• [Objective] Go through the records underneath and count the lines that include the string "EAST". Give nothing but the number.

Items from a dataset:
--- Begin ---
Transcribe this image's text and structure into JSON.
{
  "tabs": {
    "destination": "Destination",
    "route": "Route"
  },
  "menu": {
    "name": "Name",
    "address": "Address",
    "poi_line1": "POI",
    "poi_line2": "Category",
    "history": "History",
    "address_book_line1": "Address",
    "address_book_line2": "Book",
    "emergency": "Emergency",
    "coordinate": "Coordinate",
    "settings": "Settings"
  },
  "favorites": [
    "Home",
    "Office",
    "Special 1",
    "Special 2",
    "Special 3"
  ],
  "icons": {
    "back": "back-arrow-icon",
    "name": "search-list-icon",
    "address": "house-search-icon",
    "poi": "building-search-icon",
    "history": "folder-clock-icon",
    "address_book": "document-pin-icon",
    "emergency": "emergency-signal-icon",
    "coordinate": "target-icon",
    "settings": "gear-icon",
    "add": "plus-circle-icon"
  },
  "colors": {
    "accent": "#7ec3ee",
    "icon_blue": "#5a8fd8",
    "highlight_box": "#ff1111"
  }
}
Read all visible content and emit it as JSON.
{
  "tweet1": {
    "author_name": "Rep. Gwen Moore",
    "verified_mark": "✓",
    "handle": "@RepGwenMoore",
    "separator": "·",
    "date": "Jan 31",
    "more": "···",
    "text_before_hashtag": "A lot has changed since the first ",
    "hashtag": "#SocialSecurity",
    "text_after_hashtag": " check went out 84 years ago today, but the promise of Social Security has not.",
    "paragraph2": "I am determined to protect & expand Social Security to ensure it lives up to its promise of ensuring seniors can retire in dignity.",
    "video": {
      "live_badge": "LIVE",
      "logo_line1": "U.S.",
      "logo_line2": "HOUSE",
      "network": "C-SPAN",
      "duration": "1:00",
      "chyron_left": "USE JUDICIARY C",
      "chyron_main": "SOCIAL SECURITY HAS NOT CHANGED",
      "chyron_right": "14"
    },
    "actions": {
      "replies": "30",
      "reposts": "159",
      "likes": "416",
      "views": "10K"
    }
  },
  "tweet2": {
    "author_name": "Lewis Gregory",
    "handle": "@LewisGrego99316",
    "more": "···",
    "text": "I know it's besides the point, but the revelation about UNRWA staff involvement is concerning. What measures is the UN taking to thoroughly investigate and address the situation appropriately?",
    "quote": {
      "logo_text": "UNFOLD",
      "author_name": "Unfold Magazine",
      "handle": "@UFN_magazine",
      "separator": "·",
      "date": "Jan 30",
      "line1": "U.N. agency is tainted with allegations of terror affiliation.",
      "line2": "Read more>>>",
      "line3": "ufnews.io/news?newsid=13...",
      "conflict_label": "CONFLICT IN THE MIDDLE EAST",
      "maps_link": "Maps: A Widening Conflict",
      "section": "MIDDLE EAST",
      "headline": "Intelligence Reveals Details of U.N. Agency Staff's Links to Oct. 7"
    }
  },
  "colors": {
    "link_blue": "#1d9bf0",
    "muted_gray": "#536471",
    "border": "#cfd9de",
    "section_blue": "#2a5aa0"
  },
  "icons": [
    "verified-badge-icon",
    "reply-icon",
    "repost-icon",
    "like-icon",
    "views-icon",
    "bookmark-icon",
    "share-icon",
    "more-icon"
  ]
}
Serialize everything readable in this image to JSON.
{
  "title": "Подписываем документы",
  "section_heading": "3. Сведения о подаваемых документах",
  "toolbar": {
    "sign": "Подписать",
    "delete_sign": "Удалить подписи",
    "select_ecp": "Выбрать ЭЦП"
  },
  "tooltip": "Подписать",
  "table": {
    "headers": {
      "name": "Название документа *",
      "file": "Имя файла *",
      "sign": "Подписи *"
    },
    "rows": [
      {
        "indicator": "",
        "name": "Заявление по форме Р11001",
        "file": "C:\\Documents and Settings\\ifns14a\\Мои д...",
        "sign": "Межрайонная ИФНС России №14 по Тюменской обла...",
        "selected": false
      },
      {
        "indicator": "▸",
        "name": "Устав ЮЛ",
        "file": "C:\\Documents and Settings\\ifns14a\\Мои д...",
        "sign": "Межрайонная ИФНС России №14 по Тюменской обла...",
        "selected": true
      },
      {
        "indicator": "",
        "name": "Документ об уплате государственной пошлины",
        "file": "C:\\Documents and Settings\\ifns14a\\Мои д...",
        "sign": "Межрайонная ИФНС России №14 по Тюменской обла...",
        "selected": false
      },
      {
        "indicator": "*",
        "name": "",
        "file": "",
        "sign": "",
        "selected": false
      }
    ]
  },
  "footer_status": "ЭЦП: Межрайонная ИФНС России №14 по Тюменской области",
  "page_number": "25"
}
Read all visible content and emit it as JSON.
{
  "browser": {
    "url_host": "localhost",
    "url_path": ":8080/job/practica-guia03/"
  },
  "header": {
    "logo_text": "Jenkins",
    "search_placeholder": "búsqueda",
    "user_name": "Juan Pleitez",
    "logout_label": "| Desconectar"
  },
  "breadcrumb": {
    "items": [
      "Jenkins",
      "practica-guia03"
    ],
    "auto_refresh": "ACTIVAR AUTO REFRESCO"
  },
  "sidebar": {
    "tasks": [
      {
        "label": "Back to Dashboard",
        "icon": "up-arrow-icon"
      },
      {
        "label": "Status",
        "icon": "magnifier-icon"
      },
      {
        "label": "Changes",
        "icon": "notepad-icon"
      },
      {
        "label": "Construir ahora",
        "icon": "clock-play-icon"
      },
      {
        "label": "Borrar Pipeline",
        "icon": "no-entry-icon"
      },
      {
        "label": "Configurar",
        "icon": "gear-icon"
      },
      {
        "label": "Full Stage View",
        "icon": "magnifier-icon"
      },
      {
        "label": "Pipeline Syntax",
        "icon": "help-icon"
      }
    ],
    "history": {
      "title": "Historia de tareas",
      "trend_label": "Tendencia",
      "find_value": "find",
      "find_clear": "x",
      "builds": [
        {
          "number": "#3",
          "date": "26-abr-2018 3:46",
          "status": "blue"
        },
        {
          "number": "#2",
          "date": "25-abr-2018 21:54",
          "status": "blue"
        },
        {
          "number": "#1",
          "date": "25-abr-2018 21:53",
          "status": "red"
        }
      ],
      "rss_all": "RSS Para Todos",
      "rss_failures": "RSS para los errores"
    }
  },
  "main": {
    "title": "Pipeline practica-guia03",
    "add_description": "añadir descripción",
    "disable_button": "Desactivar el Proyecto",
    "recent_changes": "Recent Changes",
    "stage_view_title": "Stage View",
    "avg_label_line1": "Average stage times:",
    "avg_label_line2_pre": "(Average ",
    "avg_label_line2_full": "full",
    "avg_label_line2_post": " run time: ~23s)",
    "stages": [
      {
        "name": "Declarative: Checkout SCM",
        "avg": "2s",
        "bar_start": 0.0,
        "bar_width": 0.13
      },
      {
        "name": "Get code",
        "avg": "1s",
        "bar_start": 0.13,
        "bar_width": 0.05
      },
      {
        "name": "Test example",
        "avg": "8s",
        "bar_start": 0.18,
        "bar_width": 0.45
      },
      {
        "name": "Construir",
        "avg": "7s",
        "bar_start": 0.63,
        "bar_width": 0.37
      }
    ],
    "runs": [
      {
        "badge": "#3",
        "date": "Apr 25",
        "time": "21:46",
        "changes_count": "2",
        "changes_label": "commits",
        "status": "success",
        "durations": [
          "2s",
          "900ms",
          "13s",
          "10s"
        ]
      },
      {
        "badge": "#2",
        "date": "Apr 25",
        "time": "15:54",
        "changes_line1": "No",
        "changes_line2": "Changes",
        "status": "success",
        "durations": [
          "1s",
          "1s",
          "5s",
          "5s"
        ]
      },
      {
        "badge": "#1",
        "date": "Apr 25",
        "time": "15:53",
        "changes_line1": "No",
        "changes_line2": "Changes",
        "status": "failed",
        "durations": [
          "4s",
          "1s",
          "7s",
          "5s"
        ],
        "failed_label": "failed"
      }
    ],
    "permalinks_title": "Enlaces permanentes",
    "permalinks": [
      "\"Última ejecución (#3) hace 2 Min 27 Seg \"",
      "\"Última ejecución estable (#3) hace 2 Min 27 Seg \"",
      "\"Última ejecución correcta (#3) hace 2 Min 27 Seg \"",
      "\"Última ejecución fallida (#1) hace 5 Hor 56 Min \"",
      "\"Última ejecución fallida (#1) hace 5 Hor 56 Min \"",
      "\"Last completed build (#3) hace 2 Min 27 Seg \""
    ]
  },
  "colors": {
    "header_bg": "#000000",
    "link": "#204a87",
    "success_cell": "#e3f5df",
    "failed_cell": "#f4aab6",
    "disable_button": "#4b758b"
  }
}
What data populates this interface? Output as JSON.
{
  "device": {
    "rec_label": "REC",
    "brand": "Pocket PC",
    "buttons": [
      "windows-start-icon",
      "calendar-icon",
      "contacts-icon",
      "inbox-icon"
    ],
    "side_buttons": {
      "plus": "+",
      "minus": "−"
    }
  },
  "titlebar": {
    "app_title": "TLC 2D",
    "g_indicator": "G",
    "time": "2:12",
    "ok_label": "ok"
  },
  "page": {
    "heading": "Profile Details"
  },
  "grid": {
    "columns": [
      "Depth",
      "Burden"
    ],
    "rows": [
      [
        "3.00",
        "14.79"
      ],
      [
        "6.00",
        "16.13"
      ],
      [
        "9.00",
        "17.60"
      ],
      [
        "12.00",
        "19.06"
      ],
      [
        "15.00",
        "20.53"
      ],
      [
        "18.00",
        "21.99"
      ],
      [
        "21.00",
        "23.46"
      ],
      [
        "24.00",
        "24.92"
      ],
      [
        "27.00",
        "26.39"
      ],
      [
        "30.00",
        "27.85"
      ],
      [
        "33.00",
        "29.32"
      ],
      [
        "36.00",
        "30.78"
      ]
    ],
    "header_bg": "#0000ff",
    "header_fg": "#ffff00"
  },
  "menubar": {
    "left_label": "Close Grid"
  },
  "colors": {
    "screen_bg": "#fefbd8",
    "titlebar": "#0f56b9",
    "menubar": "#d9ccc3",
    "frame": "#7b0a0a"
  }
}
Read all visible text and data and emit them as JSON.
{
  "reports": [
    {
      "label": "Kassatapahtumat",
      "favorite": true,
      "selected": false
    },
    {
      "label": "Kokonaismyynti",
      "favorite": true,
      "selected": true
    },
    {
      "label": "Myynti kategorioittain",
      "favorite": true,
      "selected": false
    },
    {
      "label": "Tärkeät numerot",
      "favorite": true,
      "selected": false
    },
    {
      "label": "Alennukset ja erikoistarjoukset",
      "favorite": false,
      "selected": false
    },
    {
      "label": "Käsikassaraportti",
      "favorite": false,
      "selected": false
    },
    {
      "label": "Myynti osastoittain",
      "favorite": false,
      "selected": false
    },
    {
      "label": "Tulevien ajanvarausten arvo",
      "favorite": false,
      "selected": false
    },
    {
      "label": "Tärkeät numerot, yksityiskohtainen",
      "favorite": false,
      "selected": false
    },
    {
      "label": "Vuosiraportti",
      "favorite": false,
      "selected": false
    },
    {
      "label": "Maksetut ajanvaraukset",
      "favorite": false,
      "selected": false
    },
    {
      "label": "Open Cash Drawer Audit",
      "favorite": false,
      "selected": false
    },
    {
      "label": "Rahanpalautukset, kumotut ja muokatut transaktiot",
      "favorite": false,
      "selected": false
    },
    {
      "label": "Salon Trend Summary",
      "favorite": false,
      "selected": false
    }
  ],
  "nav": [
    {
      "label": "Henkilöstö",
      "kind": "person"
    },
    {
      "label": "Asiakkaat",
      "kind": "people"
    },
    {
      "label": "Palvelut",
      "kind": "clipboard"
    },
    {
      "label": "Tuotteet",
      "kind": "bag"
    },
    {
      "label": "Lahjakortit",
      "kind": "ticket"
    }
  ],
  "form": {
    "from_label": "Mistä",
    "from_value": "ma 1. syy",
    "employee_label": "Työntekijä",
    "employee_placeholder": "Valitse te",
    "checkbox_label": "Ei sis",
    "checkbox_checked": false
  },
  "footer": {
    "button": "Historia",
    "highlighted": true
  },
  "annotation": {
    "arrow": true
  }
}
--- End ---
• [Answer to the exercise] 2